## TASK INSTRUCTIONS
You are to retype all of the data exactly as it appears.

## EXTRACTED RECORDS
*****
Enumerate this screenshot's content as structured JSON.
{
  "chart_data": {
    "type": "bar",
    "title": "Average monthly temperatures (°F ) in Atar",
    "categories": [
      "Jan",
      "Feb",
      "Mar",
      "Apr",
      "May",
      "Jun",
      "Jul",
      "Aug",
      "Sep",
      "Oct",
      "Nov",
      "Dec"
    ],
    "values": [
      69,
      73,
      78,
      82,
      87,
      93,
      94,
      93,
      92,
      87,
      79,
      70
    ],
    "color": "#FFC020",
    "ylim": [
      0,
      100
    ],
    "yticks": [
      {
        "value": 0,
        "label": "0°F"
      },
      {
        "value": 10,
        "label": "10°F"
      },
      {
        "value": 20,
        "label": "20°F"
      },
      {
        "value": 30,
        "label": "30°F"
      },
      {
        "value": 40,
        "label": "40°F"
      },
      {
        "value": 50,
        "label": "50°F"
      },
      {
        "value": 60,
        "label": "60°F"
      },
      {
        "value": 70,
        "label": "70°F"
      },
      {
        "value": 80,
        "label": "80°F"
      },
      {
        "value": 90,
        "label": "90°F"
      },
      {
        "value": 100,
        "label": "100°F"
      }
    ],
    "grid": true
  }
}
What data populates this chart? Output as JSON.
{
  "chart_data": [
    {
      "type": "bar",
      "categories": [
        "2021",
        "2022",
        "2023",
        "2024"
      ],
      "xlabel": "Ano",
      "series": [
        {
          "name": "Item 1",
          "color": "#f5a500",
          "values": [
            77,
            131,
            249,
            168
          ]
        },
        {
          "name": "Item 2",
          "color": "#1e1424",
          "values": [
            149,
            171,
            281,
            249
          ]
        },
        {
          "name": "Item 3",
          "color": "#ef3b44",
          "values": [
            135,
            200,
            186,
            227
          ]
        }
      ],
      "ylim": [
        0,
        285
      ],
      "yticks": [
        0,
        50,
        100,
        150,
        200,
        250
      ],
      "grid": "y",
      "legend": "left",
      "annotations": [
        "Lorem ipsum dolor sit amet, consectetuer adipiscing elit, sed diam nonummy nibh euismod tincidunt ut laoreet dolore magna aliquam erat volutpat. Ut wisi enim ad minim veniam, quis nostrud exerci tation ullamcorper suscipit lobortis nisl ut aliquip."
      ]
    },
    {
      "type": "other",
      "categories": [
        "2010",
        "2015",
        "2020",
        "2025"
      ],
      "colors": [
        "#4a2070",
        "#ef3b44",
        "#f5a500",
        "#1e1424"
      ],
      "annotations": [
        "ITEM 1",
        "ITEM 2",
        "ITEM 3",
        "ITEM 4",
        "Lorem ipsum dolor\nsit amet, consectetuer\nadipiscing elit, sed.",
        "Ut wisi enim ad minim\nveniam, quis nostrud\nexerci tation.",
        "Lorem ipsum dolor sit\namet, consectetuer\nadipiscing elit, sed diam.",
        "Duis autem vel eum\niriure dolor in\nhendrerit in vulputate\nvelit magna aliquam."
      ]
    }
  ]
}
*****
## RESPONSE
Enumerate this screenshot's content as structured JSON.
{
  "chart_data": {
    "type": "bar",
    "title": "Average monthly temperatures (°F ) in Atar",
    "categories": [
      "Jan",
      "Feb",
      "Mar",
      "Apr",
      "May",
      "Jun",
      "Jul",
      "Aug",
      "Sep",
      "Oct",
      "Nov",
      "Dec"
    ],
    "values": [
      69,
      73,
      78,
      82,
      87,
      93,
      94,
      93,
      92,
      87,
      79,
      70
    ],
    "color": "#FFC020",
    "ylim": [
      0,
      100
    ],
    "yticks": [
      {
        "value": 0,
        "label": "0°F"
      },
      {
        "value": 10,
        "label": "10°F"
      },
      {
        "value": 20,
        "label": "20°F"
      },
      {
        "value": 30,
        "label": "30°F"
      },
      {
        "value": 40,
        "label": "40°F"
      },
      {
        "value": 50,
        "label": "50°F"
      },
      {
        "value": 60,
        "label": "60°F"
      },
      {
        "value": 70,
        "label": "70°F"
      },
      {
        "value": 80,
        "label": "80°F"
      },
      {
        "value": 90,
        "label": "90°F"
      },
      {
        "value": 100,
        "label": "100°F"
      }
    ],
    "grid": true
  }
}
What data populates this chart? Output as JSON.
{
  "chart_data": [
    {
      "type": "bar",
      "categories": [
        "2021",
        "2022",
        "2023",
        "2024"
      ],
      "xlabel": "Ano",
      "series": [
        {
          "name": "Item 1",
          "color": "#f5a500",
          "values": [
            77,
            131,
            249,
            168
          ]
        },
        {
          "name": "Item 2",
          "color": "#1e1424",
          "values": [
            149,
            171,
            281,
            249
          ]
        },
        {
          "name": "Item 3",
          "color": "#ef3b44",
          "values": [
            135,
            200,
            186,
            227
          ]
        }
      ],
      "ylim": [
        0,
        285
      ],
      "yticks": [
        0,
        50,
        100,
        150,
        200,
        250
      ],
      "grid": "y",
      "legend": "left",
      "annotations": [
        "Lorem ipsum dolor sit amet, consectetuer adipiscing elit, sed diam nonummy nibh euismod tincidunt ut laoreet dolore magna aliquam erat volutpat. Ut wisi enim ad minim veniam, quis nostrud exerci tation ullamcorper suscipit lobortis nisl ut aliquip."
      ]
    },
    {
      "type": "other",
      "categories": [
        "2010",
        "2015",
        "2020",
        "2025"
      ],
      "colors": [
        "#4a2070",
        "#ef3b44",
        "#f5a500",
        "#1e1424"
      ],
      "annotations": [
        "ITEM 1",
        "ITEM 2",
        "ITEM 3",
        "ITEM 4",
        "Lorem ipsum dolor\nsit amet, consectetuer\nadipiscing elit, sed.",
        "Ut wisi enim ad minim\nveniam, quis nostrud\nexerci tation.",
        "Lorem ipsum dolor sit\namet, consectetuer\nadipiscing elit, sed diam.",
        "Duis autem vel eum\niriure dolor in\nhendrerit in vulputate\nvelit magna aliquam."
      ]
    }
  ]
}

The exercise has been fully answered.